## Task to carry out
Copy out every line of the records below exactly as it appears.

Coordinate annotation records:

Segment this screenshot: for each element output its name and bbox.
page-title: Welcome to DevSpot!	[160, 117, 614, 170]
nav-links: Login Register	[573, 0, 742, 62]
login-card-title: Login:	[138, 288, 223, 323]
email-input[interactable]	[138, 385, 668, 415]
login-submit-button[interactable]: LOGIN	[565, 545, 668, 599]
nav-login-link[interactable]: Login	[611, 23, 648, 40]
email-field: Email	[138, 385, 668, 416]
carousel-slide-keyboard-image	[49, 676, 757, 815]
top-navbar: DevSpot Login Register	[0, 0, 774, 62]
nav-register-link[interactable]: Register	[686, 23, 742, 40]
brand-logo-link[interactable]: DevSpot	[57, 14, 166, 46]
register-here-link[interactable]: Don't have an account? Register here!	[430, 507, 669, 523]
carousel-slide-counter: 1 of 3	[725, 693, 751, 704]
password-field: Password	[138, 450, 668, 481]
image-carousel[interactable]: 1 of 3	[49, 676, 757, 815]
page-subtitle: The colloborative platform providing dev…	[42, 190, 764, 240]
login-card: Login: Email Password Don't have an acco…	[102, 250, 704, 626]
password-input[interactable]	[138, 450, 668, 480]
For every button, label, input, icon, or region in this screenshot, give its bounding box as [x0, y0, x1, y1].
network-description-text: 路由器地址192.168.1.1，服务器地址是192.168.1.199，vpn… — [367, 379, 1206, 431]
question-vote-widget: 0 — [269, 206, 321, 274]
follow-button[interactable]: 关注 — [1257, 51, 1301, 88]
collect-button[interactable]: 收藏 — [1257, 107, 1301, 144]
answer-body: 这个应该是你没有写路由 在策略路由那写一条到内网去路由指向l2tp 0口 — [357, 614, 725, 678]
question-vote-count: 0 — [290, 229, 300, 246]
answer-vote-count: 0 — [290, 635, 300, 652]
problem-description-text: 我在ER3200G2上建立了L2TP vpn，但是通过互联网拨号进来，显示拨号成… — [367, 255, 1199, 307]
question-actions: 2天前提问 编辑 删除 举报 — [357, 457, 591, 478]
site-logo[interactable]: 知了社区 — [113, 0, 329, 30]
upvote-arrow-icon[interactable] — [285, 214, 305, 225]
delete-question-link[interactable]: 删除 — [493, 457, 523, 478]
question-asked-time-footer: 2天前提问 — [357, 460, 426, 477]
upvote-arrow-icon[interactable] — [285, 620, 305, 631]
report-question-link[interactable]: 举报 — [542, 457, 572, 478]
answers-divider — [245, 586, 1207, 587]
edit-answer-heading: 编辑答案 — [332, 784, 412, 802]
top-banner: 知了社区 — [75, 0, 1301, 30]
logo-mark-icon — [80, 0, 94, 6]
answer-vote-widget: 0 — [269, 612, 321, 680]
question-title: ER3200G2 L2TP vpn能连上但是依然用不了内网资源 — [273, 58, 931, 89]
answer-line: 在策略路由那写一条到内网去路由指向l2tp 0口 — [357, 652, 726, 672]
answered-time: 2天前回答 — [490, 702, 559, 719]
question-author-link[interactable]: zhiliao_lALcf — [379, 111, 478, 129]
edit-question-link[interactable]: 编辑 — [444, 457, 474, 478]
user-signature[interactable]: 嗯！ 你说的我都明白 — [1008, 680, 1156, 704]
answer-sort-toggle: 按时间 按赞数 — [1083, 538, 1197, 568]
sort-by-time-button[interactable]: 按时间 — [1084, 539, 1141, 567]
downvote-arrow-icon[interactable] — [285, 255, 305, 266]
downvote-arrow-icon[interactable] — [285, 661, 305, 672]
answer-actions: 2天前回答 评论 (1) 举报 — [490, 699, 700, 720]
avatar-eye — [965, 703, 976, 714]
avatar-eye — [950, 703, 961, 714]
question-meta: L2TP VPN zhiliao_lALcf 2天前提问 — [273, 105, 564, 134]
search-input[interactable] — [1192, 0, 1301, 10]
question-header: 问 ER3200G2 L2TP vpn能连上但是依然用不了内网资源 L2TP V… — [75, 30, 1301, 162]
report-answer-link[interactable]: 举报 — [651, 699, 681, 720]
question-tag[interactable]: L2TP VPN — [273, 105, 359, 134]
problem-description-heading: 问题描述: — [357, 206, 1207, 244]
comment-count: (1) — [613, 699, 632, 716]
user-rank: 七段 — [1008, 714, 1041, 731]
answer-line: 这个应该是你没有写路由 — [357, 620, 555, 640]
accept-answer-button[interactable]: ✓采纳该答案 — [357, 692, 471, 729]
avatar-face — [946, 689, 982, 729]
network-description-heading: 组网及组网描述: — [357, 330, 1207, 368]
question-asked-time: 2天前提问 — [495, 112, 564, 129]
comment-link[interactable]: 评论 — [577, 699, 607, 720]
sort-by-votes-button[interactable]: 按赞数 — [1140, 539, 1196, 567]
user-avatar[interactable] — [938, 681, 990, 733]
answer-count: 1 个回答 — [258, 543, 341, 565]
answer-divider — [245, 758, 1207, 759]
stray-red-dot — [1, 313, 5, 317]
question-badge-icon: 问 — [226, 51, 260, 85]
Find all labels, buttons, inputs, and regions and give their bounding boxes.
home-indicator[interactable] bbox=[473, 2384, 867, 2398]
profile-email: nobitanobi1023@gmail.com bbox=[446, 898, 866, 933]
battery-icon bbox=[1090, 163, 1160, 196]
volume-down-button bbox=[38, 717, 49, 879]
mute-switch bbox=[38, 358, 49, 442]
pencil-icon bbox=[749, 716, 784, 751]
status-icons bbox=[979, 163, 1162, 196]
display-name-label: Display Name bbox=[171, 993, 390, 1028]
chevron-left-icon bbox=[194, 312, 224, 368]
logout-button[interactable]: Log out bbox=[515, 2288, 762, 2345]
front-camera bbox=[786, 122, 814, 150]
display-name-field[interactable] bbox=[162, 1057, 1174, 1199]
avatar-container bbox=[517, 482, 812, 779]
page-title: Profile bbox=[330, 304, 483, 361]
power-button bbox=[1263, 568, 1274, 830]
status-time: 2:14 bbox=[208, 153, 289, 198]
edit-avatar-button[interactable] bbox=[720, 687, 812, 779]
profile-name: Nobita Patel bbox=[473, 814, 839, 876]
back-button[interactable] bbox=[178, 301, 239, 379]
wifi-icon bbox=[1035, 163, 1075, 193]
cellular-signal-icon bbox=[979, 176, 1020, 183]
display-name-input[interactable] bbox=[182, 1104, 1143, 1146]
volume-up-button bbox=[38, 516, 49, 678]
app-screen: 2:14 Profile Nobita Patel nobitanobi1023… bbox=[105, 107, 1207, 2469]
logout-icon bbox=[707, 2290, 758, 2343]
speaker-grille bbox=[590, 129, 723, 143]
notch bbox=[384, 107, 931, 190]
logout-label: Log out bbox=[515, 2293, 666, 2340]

## Correct answer
Segment this screenshot: for each element output its name and bbox.
page-title: Welcome to DevSpot!	[160, 117, 614, 170]
nav-links: Login Register	[573, 0, 742, 62]
login-card-title: Login:	[138, 288, 223, 323]
email-input[interactable]	[138, 385, 668, 415]
login-submit-button[interactable]: LOGIN	[565, 545, 668, 599]
nav-login-link[interactable]: Login	[611, 23, 648, 40]
email-field: Email	[138, 385, 668, 416]
carousel-slide-keyboard-image	[49, 676, 757, 815]
top-navbar: DevSpot Login Register	[0, 0, 774, 62]
nav-register-link[interactable]: Register	[686, 23, 742, 40]
brand-logo-link[interactable]: DevSpot	[57, 14, 166, 46]
register-here-link[interactable]: Don't have an account? Register here!	[430, 507, 669, 523]
carousel-slide-counter: 1 of 3	[725, 693, 751, 704]
password-field: Password	[138, 450, 668, 481]
image-carousel[interactable]: 1 of 3	[49, 676, 757, 815]
page-subtitle: The colloborative platform providing dev…	[42, 190, 764, 240]
login-card: Login: Email Password Don't have an acco…	[102, 250, 704, 626]
password-input[interactable]	[138, 450, 668, 480]
For every button, label, input, icon, or region in this screenshot, give its bounding box as [x0, y0, x1, y1].
network-description-text: 路由器地址192.168.1.1，服务器地址是192.168.1.199，vpn… — [367, 379, 1206, 431]
question-vote-widget: 0 — [269, 206, 321, 274]
follow-button[interactable]: 关注 — [1257, 51, 1301, 88]
collect-button[interactable]: 收藏 — [1257, 107, 1301, 144]
answer-body: 这个应该是你没有写路由 在策略路由那写一条到内网去路由指向l2tp 0口 — [357, 614, 725, 678]
question-vote-count: 0 — [290, 229, 300, 246]
answer-vote-count: 0 — [290, 635, 300, 652]
problem-description-text: 我在ER3200G2上建立了L2TP vpn，但是通过互联网拨号进来，显示拨号成… — [367, 255, 1199, 307]
question-actions: 2天前提问 编辑 删除 举报 — [357, 457, 591, 478]
site-logo[interactable]: 知了社区 — [113, 0, 329, 30]
upvote-arrow-icon[interactable] — [285, 214, 305, 225]
delete-question-link[interactable]: 删除 — [493, 457, 523, 478]
question-asked-time-footer: 2天前提问 — [357, 460, 426, 477]
upvote-arrow-icon[interactable] — [285, 620, 305, 631]
report-question-link[interactable]: 举报 — [542, 457, 572, 478]
answers-divider — [245, 586, 1207, 587]
edit-answer-heading: 编辑答案 — [332, 784, 412, 802]
top-banner: 知了社区 — [75, 0, 1301, 30]
logo-mark-icon — [80, 0, 94, 6]
answer-vote-widget: 0 — [269, 612, 321, 680]
question-title: ER3200G2 L2TP vpn能连上但是依然用不了内网资源 — [273, 58, 931, 89]
answer-line: 在策略路由那写一条到内网去路由指向l2tp 0口 — [357, 652, 726, 672]
answered-time: 2天前回答 — [490, 702, 559, 719]
question-author-link[interactable]: zhiliao_lALcf — [379, 111, 478, 129]
edit-question-link[interactable]: 编辑 — [444, 457, 474, 478]
user-signature[interactable]: 嗯！ 你说的我都明白 — [1008, 680, 1156, 704]
answer-sort-toggle: 按时间 按赞数 — [1083, 538, 1197, 568]
sort-by-time-button[interactable]: 按时间 — [1084, 539, 1141, 567]
downvote-arrow-icon[interactable] — [285, 255, 305, 266]
downvote-arrow-icon[interactable] — [285, 661, 305, 672]
answer-actions: 2天前回答 评论 (1) 举报 — [490, 699, 700, 720]
avatar-eye — [965, 703, 976, 714]
avatar-eye — [950, 703, 961, 714]
question-meta: L2TP VPN zhiliao_lALcf 2天前提问 — [273, 105, 564, 134]
search-input[interactable] — [1192, 0, 1301, 10]
question-header: 问 ER3200G2 L2TP vpn能连上但是依然用不了内网资源 L2TP V… — [75, 30, 1301, 162]
report-answer-link[interactable]: 举报 — [651, 699, 681, 720]
question-tag[interactable]: L2TP VPN — [273, 105, 359, 134]
problem-description-heading: 问题描述: — [357, 206, 1207, 244]
comment-count: (1) — [613, 699, 632, 716]
user-rank: 七段 — [1008, 714, 1041, 731]
answer-line: 这个应该是你没有写路由 — [357, 620, 555, 640]
accept-answer-button[interactable]: ✓采纳该答案 — [357, 692, 471, 729]
avatar-face — [946, 689, 982, 729]
network-description-heading: 组网及组网描述: — [357, 330, 1207, 368]
question-asked-time: 2天前提问 — [495, 112, 564, 129]
comment-link[interactable]: 评论 — [577, 699, 607, 720]
sort-by-votes-button[interactable]: 按赞数 — [1140, 539, 1196, 567]
user-avatar[interactable] — [938, 681, 990, 733]
answer-count: 1 个回答 — [258, 543, 341, 565]
answer-divider — [245, 758, 1207, 759]
stray-red-dot — [1, 313, 5, 317]
question-badge-icon: 问 — [226, 51, 260, 85]
Find all labels, buttons, inputs, and regions and give their bounding boxes.
home-indicator[interactable] bbox=[473, 2384, 867, 2398]
profile-email: nobitanobi1023@gmail.com bbox=[446, 898, 866, 933]
battery-icon bbox=[1090, 163, 1160, 196]
volume-down-button bbox=[38, 717, 49, 879]
mute-switch bbox=[38, 358, 49, 442]
pencil-icon bbox=[749, 716, 784, 751]
status-icons bbox=[979, 163, 1162, 196]
display-name-label: Display Name bbox=[171, 993, 390, 1028]
chevron-left-icon bbox=[194, 312, 224, 368]
logout-button[interactable]: Log out bbox=[515, 2288, 762, 2345]
front-camera bbox=[786, 122, 814, 150]
display-name-field[interactable] bbox=[162, 1057, 1174, 1199]
avatar-container bbox=[517, 482, 812, 779]
page-title: Profile bbox=[330, 304, 483, 361]
power-button bbox=[1263, 568, 1274, 830]
status-time: 2:14 bbox=[208, 153, 289, 198]
edit-avatar-button[interactable] bbox=[720, 687, 812, 779]
profile-name: Nobita Patel bbox=[473, 814, 839, 876]
back-button[interactable] bbox=[178, 301, 239, 379]
wifi-icon bbox=[1035, 163, 1075, 193]
cellular-signal-icon bbox=[979, 176, 1020, 183]
display-name-input[interactable] bbox=[182, 1104, 1143, 1146]
volume-up-button bbox=[38, 516, 49, 678]
app-screen: 2:14 Profile Nobita Patel nobitanobi1023… bbox=[105, 107, 1207, 2469]
logout-icon bbox=[707, 2290, 758, 2343]
speaker-grille bbox=[590, 129, 723, 143]
notch bbox=[384, 107, 931, 190]
logout-label: Log out bbox=[515, 2293, 666, 2340]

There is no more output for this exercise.